- **Data supplied**
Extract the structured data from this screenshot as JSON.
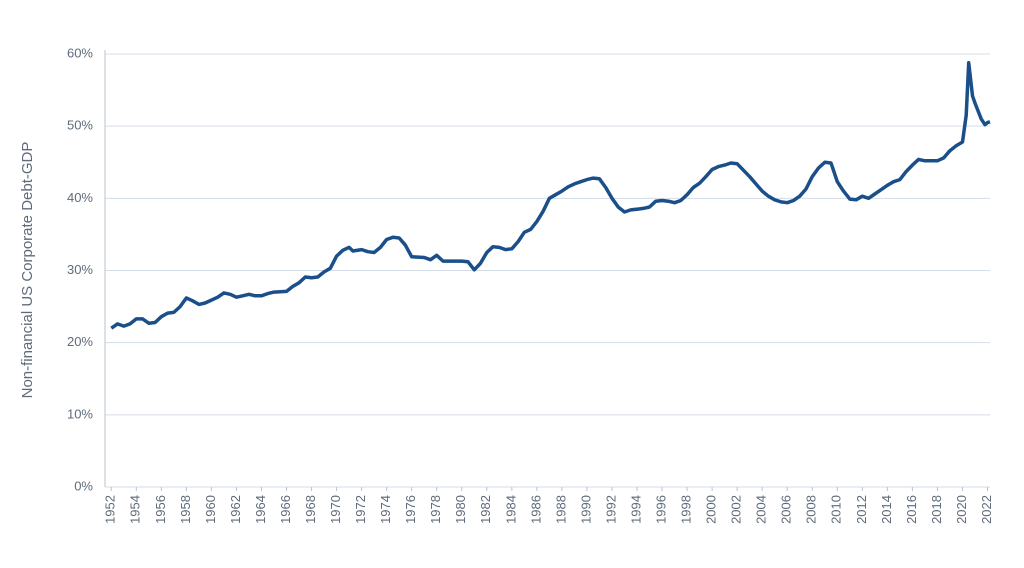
{
  "chart_data": {
    "type": "line",
    "y_label": "Non-financial US Corporate Debt-GDP",
    "x": [
      1952,
      1952.5,
      1953,
      1953.5,
      1954,
      1954.5,
      1955,
      1955.5,
      1956,
      1956.5,
      1957,
      1957.5,
      1958,
      1958.5,
      1959,
      1959.5,
      1960,
      1960.5,
      1961,
      1961.5,
      1962,
      1962.5,
      1963,
      1963.5,
      1964,
      1964.5,
      1965,
      1966,
      1966.5,
      1967,
      1967.5,
      1968,
      1968.5,
      1969,
      1969.5,
      1970,
      1970.5,
      1971,
      1971.3,
      1972,
      1972.5,
      1973,
      1973.5,
      1974,
      1974.5,
      1975,
      1975.5,
      1976,
      1977,
      1977.5,
      1978,
      1978.5,
      1979,
      1980,
      1980.5,
      1981,
      1981.5,
      1982,
      1982.5,
      1983,
      1983.5,
      1984,
      1984.5,
      1985,
      1985.5,
      1986,
      1986.5,
      1987,
      1987.5,
      1988,
      1988.5,
      1989,
      1989.5,
      1990,
      1990.5,
      1991,
      1991.5,
      1992,
      1992.5,
      1993,
      1993.5,
      1994,
      1994.5,
      1995,
      1995.5,
      1996,
      1996.5,
      1997,
      1997.5,
      1998,
      1998.5,
      1999,
      1999.5,
      2000,
      2000.5,
      2001,
      2001.5,
      2002,
      2002.5,
      2003,
      2003.5,
      2004,
      2004.5,
      2005,
      2005.5,
      2006,
      2006.5,
      2007,
      2007.5,
      2008,
      2008.5,
      2009,
      2009.5,
      2010,
      2010.5,
      2011,
      2011.5,
      2012,
      2012.5,
      2013,
      2013.5,
      2014,
      2014.5,
      2015,
      2015.5,
      2016,
      2016.5,
      2017,
      2017.5,
      2018,
      2018.5,
      2019,
      2019.5,
      2020,
      2020.3,
      2020.5,
      2020.8,
      2021,
      2021.5,
      2021.8,
      2022,
      2022.2
    ],
    "series": [
      {
        "name": "Non-financial US Corporate Debt-GDP",
        "color": "#1b4f8a",
        "values": [
          22.0,
          22.6,
          22.3,
          22.6,
          23.3,
          23.3,
          22.7,
          22.8,
          23.6,
          24.1,
          24.2,
          25.0,
          26.2,
          25.8,
          25.3,
          25.5,
          25.9,
          26.3,
          26.9,
          26.7,
          26.3,
          26.5,
          26.7,
          26.5,
          26.5,
          26.8,
          27.0,
          27.1,
          27.8,
          28.3,
          29.1,
          29.0,
          29.1,
          29.8,
          30.3,
          32.0,
          32.8,
          33.2,
          32.7,
          32.9,
          32.6,
          32.5,
          33.2,
          34.3,
          34.6,
          34.5,
          33.5,
          31.9,
          31.8,
          31.5,
          32.1,
          31.3,
          31.3,
          31.3,
          31.2,
          30.1,
          31.0,
          32.5,
          33.3,
          33.2,
          32.9,
          33.0,
          34.0,
          35.3,
          35.7,
          36.8,
          38.2,
          40.0,
          40.5,
          41.0,
          41.6,
          42.0,
          42.3,
          42.6,
          42.8,
          42.7,
          41.5,
          40.0,
          38.8,
          38.1,
          38.4,
          38.5,
          38.6,
          38.8,
          39.6,
          39.7,
          39.6,
          39.4,
          39.7,
          40.5,
          41.5,
          42.1,
          43.0,
          44.0,
          44.4,
          44.6,
          44.9,
          44.8,
          43.9,
          43.0,
          42.0,
          41.0,
          40.3,
          39.8,
          39.5,
          39.4,
          39.7,
          40.3,
          41.3,
          43.0,
          44.2,
          45.0,
          44.9,
          42.3,
          41.0,
          39.9,
          39.8,
          40.3,
          40.0,
          40.6,
          41.2,
          41.8,
          42.3,
          42.6,
          43.7,
          44.6,
          45.4,
          45.2,
          45.2,
          45.2,
          45.6,
          46.6,
          47.3,
          47.8,
          51.5,
          58.8,
          54.2,
          53.2,
          51.0,
          50.2,
          50.5,
          50.6
        ]
      }
    ],
    "xlim": [
      1951.5,
      2022.2
    ],
    "xticks": [
      1952,
      1954,
      1956,
      1958,
      1960,
      1962,
      1964,
      1966,
      1968,
      1970,
      1972,
      1974,
      1976,
      1978,
      1980,
      1982,
      1984,
      1986,
      1988,
      1990,
      1992,
      1994,
      1996,
      1998,
      2000,
      2002,
      2004,
      2006,
      2008,
      2010,
      2012,
      2014,
      2016,
      2018,
      2020,
      2022
    ],
    "ylim": [
      0,
      60
    ],
    "yticks": [
      {
        "value": 0,
        "label": "0%"
      },
      {
        "value": 10,
        "label": "10%"
      },
      {
        "value": 20,
        "label": "20%"
      },
      {
        "value": 30,
        "label": "30%"
      },
      {
        "value": 40,
        "label": "40%"
      },
      {
        "value": 50,
        "label": "50%"
      },
      {
        "value": 60,
        "label": "60%"
      }
    ],
    "grid": true
  }
}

- **Given exercise**
Every line should be retyped exactly, with the pictures omitted.

- **Output below**
Extract the structured data from this screenshot as JSON.
{
  "chart_data": {
    "type": "line",
    "y_label": "Non-financial US Corporate Debt-GDP",
    "x": [
      1952,
      1952.5,
      1953,
      1953.5,
      1954,
      1954.5,
      1955,
      1955.5,
      1956,
      1956.5,
      1957,
      1957.5,
      1958,
      1958.5,
      1959,
      1959.5,
      1960,
      1960.5,
      1961,
      1961.5,
      1962,
      1962.5,
      1963,
      1963.5,
      1964,
      1964.5,
      1965,
      1966,
      1966.5,
      1967,
      1967.5,
      1968,
      1968.5,
      1969,
      1969.5,
      1970,
      1970.5,
      1971,
      1971.3,
      1972,
      1972.5,
      1973,
      1973.5,
      1974,
      1974.5,
      1975,
      1975.5,
      1976,
      1977,
      1977.5,
      1978,
      1978.5,
      1979,
      1980,
      1980.5,
      1981,
      1981.5,
      1982,
      1982.5,
      1983,
      1983.5,
      1984,
      1984.5,
      1985,
      1985.5,
      1986,
      1986.5,
      1987,
      1987.5,
      1988,
      1988.5,
      1989,
      1989.5,
      1990,
      1990.5,
      1991,
      1991.5,
      1992,
      1992.5,
      1993,
      1993.5,
      1994,
      1994.5,
      1995,
      1995.5,
      1996,
      1996.5,
      1997,
      1997.5,
      1998,
      1998.5,
      1999,
      1999.5,
      2000,
      2000.5,
      2001,
      2001.5,
      2002,
      2002.5,
      2003,
      2003.5,
      2004,
      2004.5,
      2005,
      2005.5,
      2006,
      2006.5,
      2007,
      2007.5,
      2008,
      2008.5,
      2009,
      2009.5,
      2010,
      2010.5,
      2011,
      2011.5,
      2012,
      2012.5,
      2013,
      2013.5,
      2014,
      2014.5,
      2015,
      2015.5,
      2016,
      2016.5,
      2017,
      2017.5,
      2018,
      2018.5,
      2019,
      2019.5,
      2020,
      2020.3,
      2020.5,
      2020.8,
      2021,
      2021.5,
      2021.8,
      2022,
      2022.2
    ],
    "series": [
      {
        "name": "Non-financial US Corporate Debt-GDP",
        "color": "#1b4f8a",
        "values": [
          22.0,
          22.6,
          22.3,
          22.6,
          23.3,
          23.3,
          22.7,
          22.8,
          23.6,
          24.1,
          24.2,
          25.0,
          26.2,
          25.8,
          25.3,
          25.5,
          25.9,
          26.3,
          26.9,
          26.7,
          26.3,
          26.5,
          26.7,
          26.5,
          26.5,
          26.8,
          27.0,
          27.1,
          27.8,
          28.3,
          29.1,
          29.0,
          29.1,
          29.8,
          30.3,
          32.0,
          32.8,
          33.2,
          32.7,
          32.9,
          32.6,
          32.5,
          33.2,
          34.3,
          34.6,
          34.5,
          33.5,
          31.9,
          31.8,
          31.5,
          32.1,
          31.3,
          31.3,
          31.3,
          31.2,
          30.1,
          31.0,
          32.5,
          33.3,
          33.2,
          32.9,
          33.0,
          34.0,
          35.3,
          35.7,
          36.8,
          38.2,
          40.0,
          40.5,
          41.0,
          41.6,
          42.0,
          42.3,
          42.6,
          42.8,
          42.7,
          41.5,
          40.0,
          38.8,
          38.1,
          38.4,
          38.5,
          38.6,
          38.8,
          39.6,
          39.7,
          39.6,
          39.4,
          39.7,
          40.5,
          41.5,
          42.1,
          43.0,
          44.0,
          44.4,
          44.6,
          44.9,
          44.8,
          43.9,
          43.0,
          42.0,
          41.0,
          40.3,
          39.8,
          39.5,
          39.4,
          39.7,
          40.3,
          41.3,
          43.0,
          44.2,
          45.0,
          44.9,
          42.3,
          41.0,
          39.9,
          39.8,
          40.3,
          40.0,
          40.6,
          41.2,
          41.8,
          42.3,
          42.6,
          43.7,
          44.6,
          45.4,
          45.2,
          45.2,
          45.2,
          45.6,
          46.6,
          47.3,
          47.8,
          51.5,
          58.8,
          54.2,
          53.2,
          51.0,
          50.2,
          50.5,
          50.6
        ]
      }
    ],
    "xlim": [
      1951.5,
      2022.2
    ],
    "xticks": [
      1952,
      1954,
      1956,
      1958,
      1960,
      1962,
      1964,
      1966,
      1968,
      1970,
      1972,
      1974,
      1976,
      1978,
      1980,
      1982,
      1984,
      1986,
      1988,
      1990,
      1992,
      1994,
      1996,
      1998,
      2000,
      2002,
      2004,
      2006,
      2008,
      2010,
      2012,
      2014,
      2016,
      2018,
      2020,
      2022
    ],
    "ylim": [
      0,
      60
    ],
    "yticks": [
      {
        "value": 0,
        "label": "0%"
      },
      {
        "value": 10,
        "label": "10%"
      },
      {
        "value": 20,
        "label": "20%"
      },
      {
        "value": 30,
        "label": "30%"
      },
      {
        "value": 40,
        "label": "40%"
      },
      {
        "value": 50,
        "label": "50%"
      },
      {
        "value": 60,
        "label": "60%"
      }
    ],
    "grid": true
  }
}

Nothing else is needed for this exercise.